• **PROBLEM REQUIREMENTS**
Quote the entries in full, character for character, without their images.

• **ROWS**

####################

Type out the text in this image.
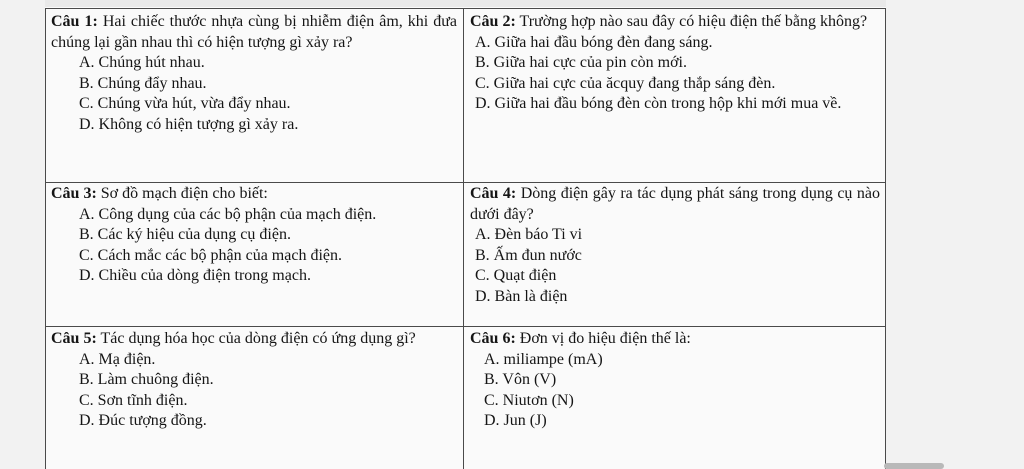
Câu 1: Hai chiếc thước nhựa cùng bị nhiễm điện âm, khi đưa chúng lại gần nhau thì có hiện tượng gì xảy ra?

A. Chúng hút nhau.

B. Chúng đẩy nhau.

C. Chúng vừa hút, vừa đẩy nhau.

D. Không có hiện tượng gì xảy ra.

Câu 2: Trường hợp nào sau đây có hiệu điện thế bằng không?

A. Giữa hai đầu bóng đèn đang sáng.

B. Giữa hai cực của pin còn mới.

C. Giữa hai cực của ăcquy đang thắp sáng đèn.

D. Giữa hai đầu bóng đèn còn trong hộp khi mới mua về.

Câu 3: Sơ đồ mạch điện cho biết:

A. Công dụng của các bộ phận của mạch điện.

B. Các ký hiệu của dụng cụ điện.

C. Cách mắc các bộ phận của mạch điện.

D. Chiều của dòng điện trong mạch.

Câu 4: Dòng điện gây ra tác dụng phát sáng trong dụng cụ nào dưới đây?

A. Đèn báo Ti vi

B. Ấm đun nước

C. Quạt điện

D. Bàn là điện

Câu 5: Tác dụng hóa học của dòng điện có ứng dụng gì?

A. Mạ điện.

B. Làm chuông điện.

C. Sơn tĩnh điện.

D. Đúc tượng đồng.

Câu 6: Đơn vị đo hiệu điện thế là:

A. miliampe (mA)

B. Vôn (V)

C. Niutơn (N)

D. Jun (J)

####################

• **RESULT OF THE EXERCISE**
Type out the text in this image.
Câu 1: Hai chiếc thước nhựa cùng bị nhiễm điện âm, khi đưa chúng lại gần nhau thì có hiện tượng gì xảy ra?

A. Chúng hút nhau.

B. Chúng đẩy nhau.

C. Chúng vừa hút, vừa đẩy nhau.

D. Không có hiện tượng gì xảy ra.

Câu 2: Trường hợp nào sau đây có hiệu điện thế bằng không?

A. Giữa hai đầu bóng đèn đang sáng.

B. Giữa hai cực của pin còn mới.

C. Giữa hai cực của ăcquy đang thắp sáng đèn.

D. Giữa hai đầu bóng đèn còn trong hộp khi mới mua về.

Câu 3: Sơ đồ mạch điện cho biết:

A. Công dụng của các bộ phận của mạch điện.

B. Các ký hiệu của dụng cụ điện.

C. Cách mắc các bộ phận của mạch điện.

D. Chiều của dòng điện trong mạch.

Câu 4: Dòng điện gây ra tác dụng phát sáng trong dụng cụ nào dưới đây?

A. Đèn báo Ti vi

B. Ấm đun nước

C. Quạt điện

D. Bàn là điện

Câu 5: Tác dụng hóa học của dòng điện có ứng dụng gì?

A. Mạ điện.

B. Làm chuông điện.

C. Sơn tĩnh điện.

D. Đúc tượng đồng.

Câu 6: Đơn vị đo hiệu điện thế là:

A. miliampe (mA)

B. Vôn (V)

C. Niutơn (N)

D. Jun (J)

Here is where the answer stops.